● Aim of the task: Pull out each line of the records holding the string "color".

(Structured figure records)
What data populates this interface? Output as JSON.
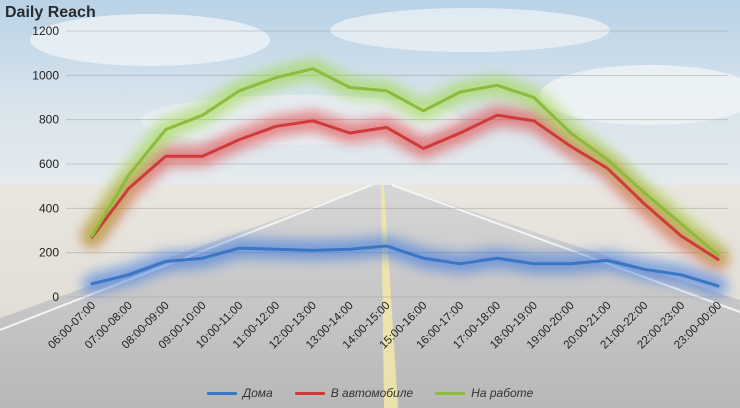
{
  "chart_data": {
    "type": "line",
    "title": "Daily Reach",
    "categories": [
      "06:00-07:00",
      "07:00-08:00",
      "08:00-09:00",
      "09:00-10:00",
      "10:00-11:00",
      "11:00-12:00",
      "12:00-13:00",
      "13:00-14:00",
      "14:00-15:00",
      "15:00-16:00",
      "16:00-17:00",
      "17:00-18:00",
      "18:00-19:00",
      "19:00-20:00",
      "20:00-21:00",
      "21:00-22:00",
      "22:00-23:00",
      "23:00-00:00"
    ],
    "ylim": [
      0,
      1200
    ],
    "yticks": [
      "0",
      "200",
      "400",
      "600",
      "800",
      "1000",
      "1200"
    ],
    "grid": true,
    "legend_position": "bottom",
    "series": [
      {
        "name": "Дома",
        "color": "#3a76c4",
        "glow": "#2f6fe0",
        "values": [
          60,
          100,
          160,
          175,
          220,
          215,
          210,
          215,
          230,
          175,
          150,
          175,
          150,
          150,
          165,
          125,
          100,
          50
        ]
      },
      {
        "name": "В автомобиле",
        "color": "#cf3b3b",
        "glow": "#e03030",
        "values": [
          270,
          490,
          635,
          635,
          710,
          770,
          795,
          740,
          765,
          670,
          740,
          820,
          795,
          680,
          580,
          420,
          275,
          170
        ]
      },
      {
        "name": "На работе",
        "color": "#8dbb3e",
        "glow": "#9ad636",
        "values": [
          275,
          550,
          755,
          820,
          930,
          990,
          1030,
          945,
          930,
          840,
          925,
          955,
          900,
          740,
          620,
          470,
          330,
          190
        ]
      }
    ]
  }
}
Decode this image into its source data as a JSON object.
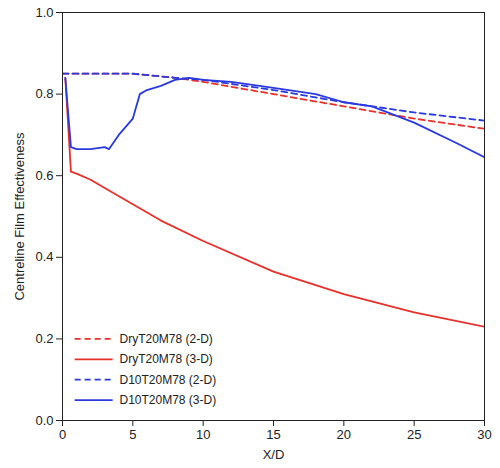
{
  "chart_data": {
    "type": "line",
    "x_label": "X/D",
    "y_label": "Centreline Film Effectiveness",
    "xlim": [
      0,
      30
    ],
    "xticks": [
      0,
      5,
      10,
      15,
      20,
      25,
      30
    ],
    "ylim": [
      0,
      1
    ],
    "yticks": [
      {
        "value": 0,
        "label": "0.0"
      },
      {
        "value": 0.2,
        "label": "0.2"
      },
      {
        "value": 0.4,
        "label": "0.4"
      },
      {
        "value": 0.6,
        "label": "0.6"
      },
      {
        "value": 0.8,
        "label": "0.8"
      },
      {
        "value": 1,
        "label": "1.0"
      }
    ],
    "grid": false,
    "legend": "bottom-left",
    "series": [
      {
        "name": "DryT20M78 (2-D)",
        "color": "#e8302a",
        "line_style": "dashed",
        "x": [
          0,
          2,
          5,
          8,
          10,
          15,
          20,
          25,
          30
        ],
        "values": [
          0.85,
          0.85,
          0.85,
          0.84,
          0.83,
          0.8,
          0.77,
          0.74,
          0.715
        ]
      },
      {
        "name": "DryT20M78 (3-D)",
        "color": "#e8302a",
        "line_style": "solid",
        "x": [
          0.2,
          0.6,
          1,
          2,
          3,
          5,
          7,
          10,
          15,
          20,
          25,
          30
        ],
        "values": [
          0.84,
          0.61,
          0.605,
          0.59,
          0.57,
          0.53,
          0.49,
          0.44,
          0.365,
          0.31,
          0.265,
          0.23
        ]
      },
      {
        "name": "D10T20M78 (2-D)",
        "color": "#2a3ae0",
        "line_style": "dashed",
        "x": [
          0,
          5,
          8,
          10,
          15,
          20,
          25,
          30
        ],
        "values": [
          0.85,
          0.85,
          0.84,
          0.835,
          0.81,
          0.78,
          0.755,
          0.735
        ]
      },
      {
        "name": "D10T20M78 (3-D)",
        "color": "#2a3ae0",
        "line_style": "solid",
        "x": [
          0.2,
          0.6,
          1,
          2,
          3,
          3.3,
          4,
          5,
          5.5,
          6,
          7,
          8,
          9,
          10,
          12,
          15,
          18,
          20,
          22,
          25,
          28,
          30
        ],
        "values": [
          0.84,
          0.67,
          0.665,
          0.665,
          0.67,
          0.665,
          0.7,
          0.74,
          0.8,
          0.81,
          0.82,
          0.835,
          0.84,
          0.835,
          0.83,
          0.815,
          0.8,
          0.78,
          0.77,
          0.73,
          0.68,
          0.645
        ]
      }
    ]
  }
}
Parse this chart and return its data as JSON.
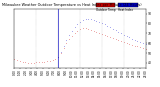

● Expected answer:
        "color": "#3a76c4",
        "color": "#cf3b3b",
        "color": "#8dbb3e",
        "color": "#e8302a",
        "color": "#e8302a",
        "color": "#2a3ae0",
        "color": "#2a3ae0",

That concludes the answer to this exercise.